DESCRIPTION OF THE TASK = In the entries, find all lines that hold the word "espacio" and copy them.

(Saved entries)

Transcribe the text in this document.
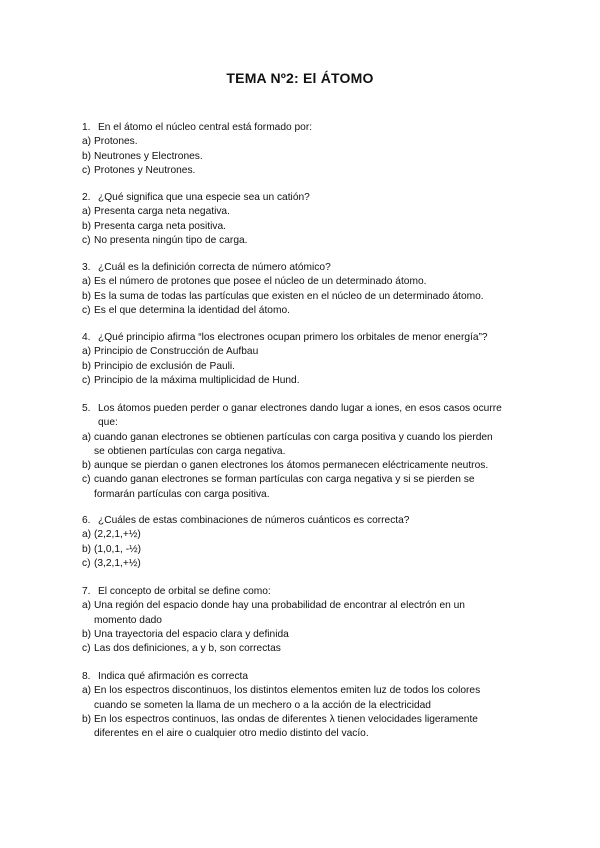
TEMA Nº2: El ÁTOMO
1. En el átomo el núcleo central está formado por:
a) Protones.
b) Neutrones y Electrones.
c) Protones y Neutrones.
2. ¿Qué significa que una especie sea un catión?
a) Presenta carga neta negativa.
b) Presenta carga neta positiva.
c) No presenta ningún tipo de carga.
3. ¿Cuál es la definición correcta de número atómico?
a) Es el número de protones que posee el núcleo de un determinado átomo.
b) Es la suma de todas las partículas que existen en el núcleo de un determinado átomo.
c) Es el que determina la identidad del átomo.
4. ¿Qué principio afirma “los electrones ocupan primero los orbitales de menor energía”?
a) Principio de Construcción de Aufbau
b) Principio de exclusión de Pauli.
c) Principio de la máxima multiplicidad de Hund.
5. Los átomos pueden perder o ganar electrones dando lugar a iones, en esos casos ocurre
que:
a) cuando ganan electrones se obtienen partículas con carga positiva y cuando los pierden
se obtienen partículas con carga negativa.
b) aunque se pierdan o ganen electrones los átomos permanecen eléctricamente neutros.
c) cuando ganan electrones se forman partículas con carga negativa y si se pierden se
formarán partículas con carga positiva.
6. ¿Cuáles de estas combinaciones de números cuánticos es correcta?
a) (2,2,1,+½)
b) (1,0,1, -½)
c) (3,2,1,+½)
7. El concepto de orbital se define como:
a) Una región del espacio donde hay una probabilidad de encontrar al electrón en un
momento dado
b) Una trayectoria del espacio clara y definida
c) Las dos definiciones, a y b, son correctas
8. Indica qué afirmación es correcta
a) En los espectros discontinuos, los distintos elementos emiten luz de todos los colores
cuando se someten la llama de un mechero o a la acción de la electricidad
b) En los espectros continuos, las ondas de diferentes λ tienen velocidades ligeramente
diferentes en el aire o cualquier otro medio distinto del vacío.
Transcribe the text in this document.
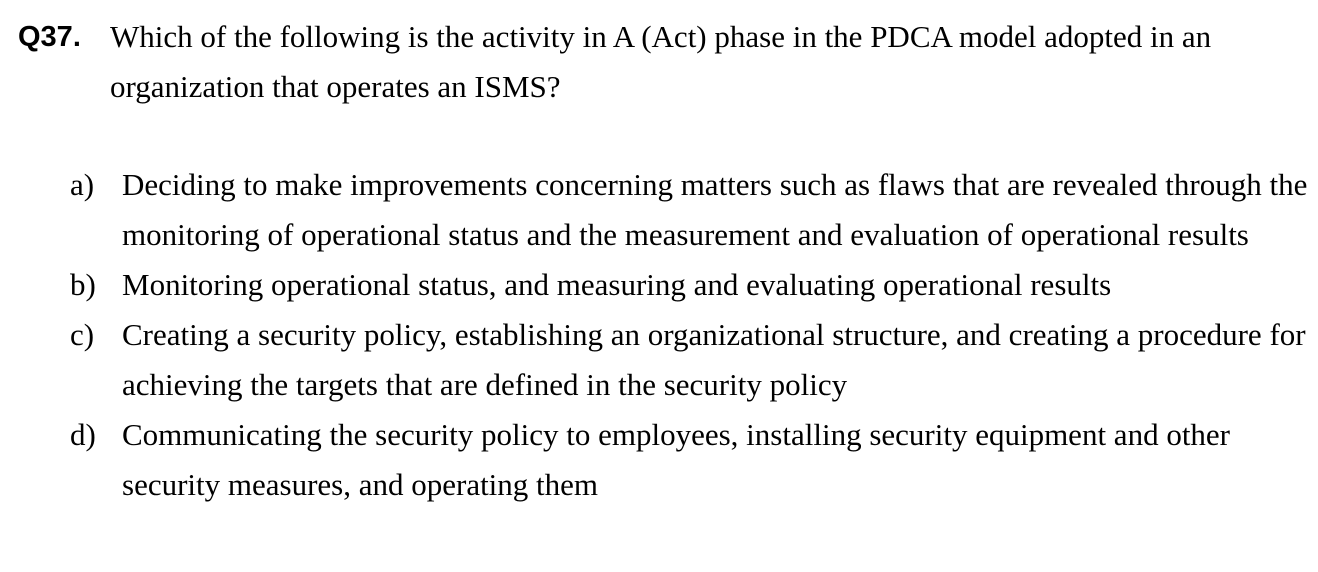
Q37. Which of the following is the activity in A (Act) phase in the PDCA model adopted in an organization that operates an ISMS?
a) Deciding to make improvements concerning matters such as flaws that are revealed through the monitoring of operational status and the measurement and evaluation of operational results
b) Monitoring operational status, and measuring and evaluating operational results
c) Creating a security policy, establishing an organizational structure, and creating a procedure for achieving the targets that are defined in the security policy
d) Communicating the security policy to employees, installing security equipment and other security measures, and operating them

OUTPUT OF THE TASK =
a) Una región del espacio donde hay una probabilidad de encontrar al electrón en un
b) Una trayectoria del espacio clara y definida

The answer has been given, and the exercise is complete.